**Task instructions:** Copy out every row below that contains the word "Clay". Case counts.

**Extracted data:**
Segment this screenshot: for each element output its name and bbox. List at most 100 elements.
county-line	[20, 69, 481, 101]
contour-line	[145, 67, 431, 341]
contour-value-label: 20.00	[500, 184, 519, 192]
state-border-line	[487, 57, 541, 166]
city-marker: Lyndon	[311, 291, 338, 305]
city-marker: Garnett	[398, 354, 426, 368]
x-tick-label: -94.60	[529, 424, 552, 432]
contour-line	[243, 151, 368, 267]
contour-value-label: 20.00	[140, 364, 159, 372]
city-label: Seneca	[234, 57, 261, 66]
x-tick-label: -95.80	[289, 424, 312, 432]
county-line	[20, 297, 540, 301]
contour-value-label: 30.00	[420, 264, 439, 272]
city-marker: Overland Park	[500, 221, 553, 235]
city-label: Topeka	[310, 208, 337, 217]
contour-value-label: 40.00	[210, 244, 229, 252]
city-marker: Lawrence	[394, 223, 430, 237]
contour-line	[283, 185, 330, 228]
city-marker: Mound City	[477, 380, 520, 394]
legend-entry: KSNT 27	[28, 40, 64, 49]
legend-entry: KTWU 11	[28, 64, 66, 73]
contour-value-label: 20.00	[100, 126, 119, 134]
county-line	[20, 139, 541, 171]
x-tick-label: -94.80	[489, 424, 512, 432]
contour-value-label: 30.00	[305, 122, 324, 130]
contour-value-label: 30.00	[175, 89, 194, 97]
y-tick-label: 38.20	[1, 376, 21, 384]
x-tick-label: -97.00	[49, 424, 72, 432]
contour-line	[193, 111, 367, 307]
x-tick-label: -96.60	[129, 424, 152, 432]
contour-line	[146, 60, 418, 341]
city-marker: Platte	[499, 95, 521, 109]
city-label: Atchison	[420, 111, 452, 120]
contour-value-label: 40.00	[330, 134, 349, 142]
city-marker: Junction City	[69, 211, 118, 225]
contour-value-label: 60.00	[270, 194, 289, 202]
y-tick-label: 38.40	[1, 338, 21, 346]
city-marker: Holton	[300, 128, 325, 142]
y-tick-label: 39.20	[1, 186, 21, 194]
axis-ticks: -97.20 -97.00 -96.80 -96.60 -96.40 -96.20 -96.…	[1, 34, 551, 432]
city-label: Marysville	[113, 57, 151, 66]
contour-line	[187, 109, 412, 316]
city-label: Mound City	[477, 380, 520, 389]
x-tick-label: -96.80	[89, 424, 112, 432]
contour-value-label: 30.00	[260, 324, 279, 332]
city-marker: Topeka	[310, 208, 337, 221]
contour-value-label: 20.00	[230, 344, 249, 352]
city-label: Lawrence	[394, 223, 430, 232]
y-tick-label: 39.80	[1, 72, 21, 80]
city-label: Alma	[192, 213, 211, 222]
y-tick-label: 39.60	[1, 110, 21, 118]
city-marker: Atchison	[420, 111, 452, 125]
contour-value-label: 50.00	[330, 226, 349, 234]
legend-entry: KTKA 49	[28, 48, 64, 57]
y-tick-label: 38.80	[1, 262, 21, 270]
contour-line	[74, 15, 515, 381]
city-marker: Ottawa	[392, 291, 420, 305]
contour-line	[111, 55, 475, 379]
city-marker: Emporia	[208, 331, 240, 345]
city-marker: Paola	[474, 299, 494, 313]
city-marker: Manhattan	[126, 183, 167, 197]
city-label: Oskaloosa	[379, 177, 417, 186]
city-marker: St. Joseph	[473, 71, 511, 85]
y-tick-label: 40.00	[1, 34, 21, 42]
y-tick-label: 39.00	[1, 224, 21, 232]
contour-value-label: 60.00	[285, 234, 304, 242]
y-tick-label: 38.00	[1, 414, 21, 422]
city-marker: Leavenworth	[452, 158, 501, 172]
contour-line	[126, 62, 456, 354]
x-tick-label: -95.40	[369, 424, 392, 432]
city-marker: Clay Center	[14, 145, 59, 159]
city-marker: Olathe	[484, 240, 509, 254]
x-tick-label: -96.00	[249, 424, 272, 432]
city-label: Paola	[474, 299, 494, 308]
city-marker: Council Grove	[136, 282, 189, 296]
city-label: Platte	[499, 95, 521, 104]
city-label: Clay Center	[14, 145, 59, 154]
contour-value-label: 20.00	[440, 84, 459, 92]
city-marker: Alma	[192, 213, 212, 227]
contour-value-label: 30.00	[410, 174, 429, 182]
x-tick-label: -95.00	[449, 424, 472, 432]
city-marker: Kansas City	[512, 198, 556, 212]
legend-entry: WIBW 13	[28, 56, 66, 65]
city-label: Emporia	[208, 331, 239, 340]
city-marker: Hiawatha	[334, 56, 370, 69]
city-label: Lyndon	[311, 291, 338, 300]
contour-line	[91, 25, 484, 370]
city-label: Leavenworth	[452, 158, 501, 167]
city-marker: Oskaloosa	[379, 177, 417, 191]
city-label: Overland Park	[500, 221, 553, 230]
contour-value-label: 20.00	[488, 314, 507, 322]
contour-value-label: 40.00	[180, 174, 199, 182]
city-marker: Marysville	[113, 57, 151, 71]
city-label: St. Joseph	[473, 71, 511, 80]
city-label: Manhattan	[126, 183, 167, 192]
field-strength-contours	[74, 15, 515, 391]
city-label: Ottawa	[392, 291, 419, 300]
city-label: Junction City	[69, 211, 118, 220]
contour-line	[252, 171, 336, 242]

**Written reply:**
city-marker: Clay Center	[14, 145, 59, 159]
city-label: Clay Center	[14, 145, 59, 154]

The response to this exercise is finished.